TASK OBJECTIVE -
Extract every line below that contains the word "document".
========
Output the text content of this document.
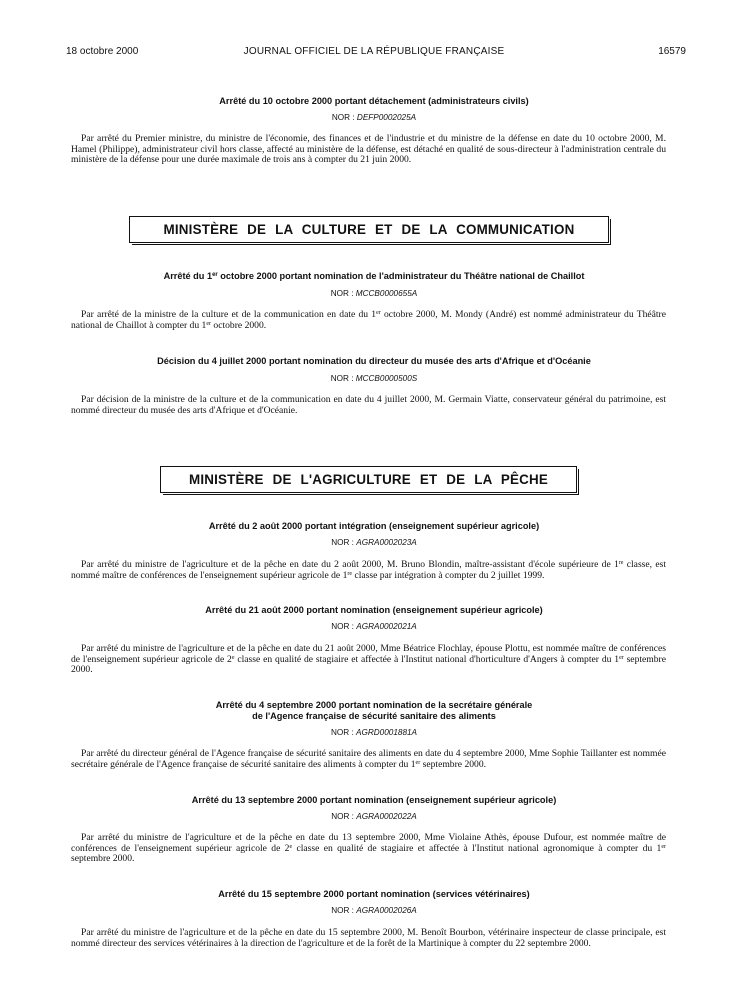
18 octobre 2000	JOURNAL OFFICIEL DE LA RÉPUBLIQUE FRANÇAISE	16579
Arrêté du 10 octobre 2000 portant détachement (administrateurs civils)
NOR : DEFP0002025A
Par arrêté du Premier ministre, du ministre de l'économie, des finances et de l'industrie et du ministre de la défense en date du 10 octobre 2000, M. Hamel (Philippe), administrateur civil hors classe, affecté au ministère de la défense, est détaché en qualité de sous-directeur à l'administration centrale du ministère de la défense pour une durée maximale de trois ans à compter du 21 juin 2000.
MINISTÈRE DE LA CULTURE ET DE LA COMMUNICATION
Arrêté du 1er octobre 2000 portant nomination de l'administrateur du Théâtre national de Chaillot
NOR : MCCB0000655A
Par arrêté de la ministre de la culture et de la communication en date du 1er octobre 2000, M. Mondy (André) est nommé administrateur du Théâtre national de Chaillot à compter du 1er octobre 2000.
Décision du 4 juillet 2000 portant nomination du directeur du musée des arts d'Afrique et d'Océanie
NOR : MCCB0000500S
Par décision de la ministre de la culture et de la communication en date du 4 juillet 2000, M. Germain Viatte, conservateur général du patrimoine, est nommé directeur du musée des arts d'Afrique et d'Océanie.
MINISTÈRE DE L'AGRICULTURE ET DE LA PÊCHE
Arrêté du 2 août 2000 portant intégration (enseignement supérieur agricole)
NOR : AGRA0002023A
Par arrêté du ministre de l'agriculture et de la pêche en date du 2 août 2000, M. Bruno Blondin, maître-assistant d'école supérieure de 1re classe, est nommé maître de conférences de l'enseignement supérieur agricole de 1re classe par intégration à compter du 2 juillet 1999.
Arrêté du 21 août 2000 portant nomination (enseignement supérieur agricole)
NOR : AGRA0002021A
Par arrêté du ministre de l'agriculture et de la pêche en date du 21 août 2000, Mme Béatrice Flochlay, épouse Plottu, est nommée maître de conférences de l'enseignement supérieur agricole de 2e classe en qualité de stagiaire et affectée à l'Institut national d'horticulture d'Angers à compter du 1er septembre 2000.
Arrêté du 4 septembre 2000 portant nomination de la secrétaire générale
de l'Agence française de sécurité sanitaire des aliments
NOR : AGRD0001881A
Par arrêté du directeur général de l'Agence française de sécurité sanitaire des aliments en date du 4 septembre 2000, Mme Sophie Taillanter est nommée secrétaire générale de l'Agence française de sécurité sanitaire des aliments à compter du 1er septembre 2000.
Arrêté du 13 septembre 2000 portant nomination (enseignement supérieur agricole)
NOR : AGRA0002022A
Par arrêté du ministre de l'agriculture et de la pêche en date du 13 septembre 2000, Mme Violaine Athès, épouse Dufour, est nommée maître de conférences de l'enseignement supérieur agricole de 2e classe en qualité de stagiaire et affectée à l'Institut national agronomique à compter du 1er septembre 2000.
Arrêté du 15 septembre 2000 portant nomination (services vétérinaires)
NOR : AGRA0002026A
Par arrêté du ministre de l'agriculture et de la pêche en date du 15 septembre 2000, M. Benoît Bourbon, vétérinaire inspecteur de classe principale, est nommé directeur des services vétérinaires à la direction de l'agriculture et de la forêt de la Martinique à compter du 22 septembre 2000.
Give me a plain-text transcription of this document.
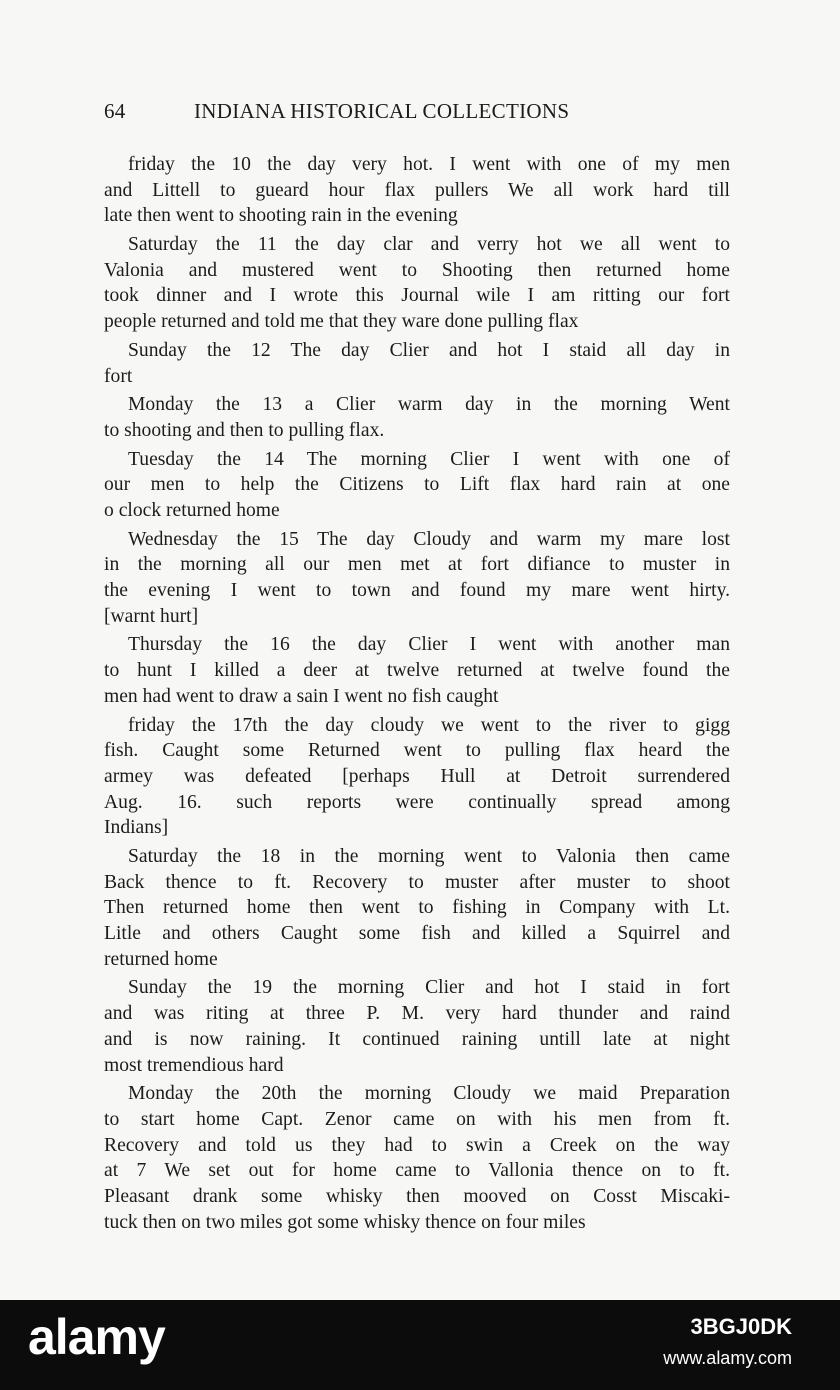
64	INDIANA HISTORICAL COLLECTIONS
friday the 10 the day very hot. I went with one of my men
and Littell to gueard hour flax pullers We all work hard till
late then went to shooting rain in the evening
Saturday the 11 the day clar and verry hot we all went to
Valonia and mustered went to Shooting then returned home
took dinner and I wrote this Journal wile I am ritting our fort
people returned and told me that they ware done pulling flax
Sunday the 12 The day Clier and hot I staid all day in
fort
Monday the 13 a Clier warm day in the morning Went
to shooting and then to pulling flax.
Tuesday the 14 The morning Clier I went with one of
our men to help the Citizens to Lift flax hard rain at one
o clock returned home
Wednesday the 15 The day Cloudy and warm my mare lost
in the morning all our men met at fort difiance to muster in
the evening I went to town and found my mare went hirty.
[warnt hurt]
Thursday the 16 the day Clier I went with another man
to hunt I killed a deer at twelve returned at twelve found the
men had went to draw a sain I went no fish caught
friday the 17th the day cloudy we went to the river to gigg
fish. Caught some Returned went to pulling flax heard the
armey was defeated [perhaps Hull at Detroit surrendered
Aug. 16. such reports were continually spread among
Indians]
Saturday the 18 in the morning went to Valonia then came
Back thence to ft. Recovery to muster after muster to shoot
Then returned home then went to fishing in Company with Lt.
Litle and others Caught some fish and killed a Squirrel and
returned home
Sunday the 19 the morning Clier and hot I staid in fort
and was riting at three P. M. very hard thunder and raind
and is now raining. It continued raining untill late at night
most tremendious hard
Monday the 20th the morning Cloudy we maid Preparation
to start home Capt. Zenor came on with his men from ft.
Recovery and told us they had to swin a Creek on the way
at 7 We set out for home came to Vallonia thence on to ft.
Pleasant drank some whisky then mooved on Cosst Miscaki-
tuck then on two miles got some whisky thence on four miles
alamy	3BGJ0DK
www.alamy.com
========
RESPONSE FOR THIS EXERCISE -
Output the text content of this document.
Give me a plain-text transcription of this document.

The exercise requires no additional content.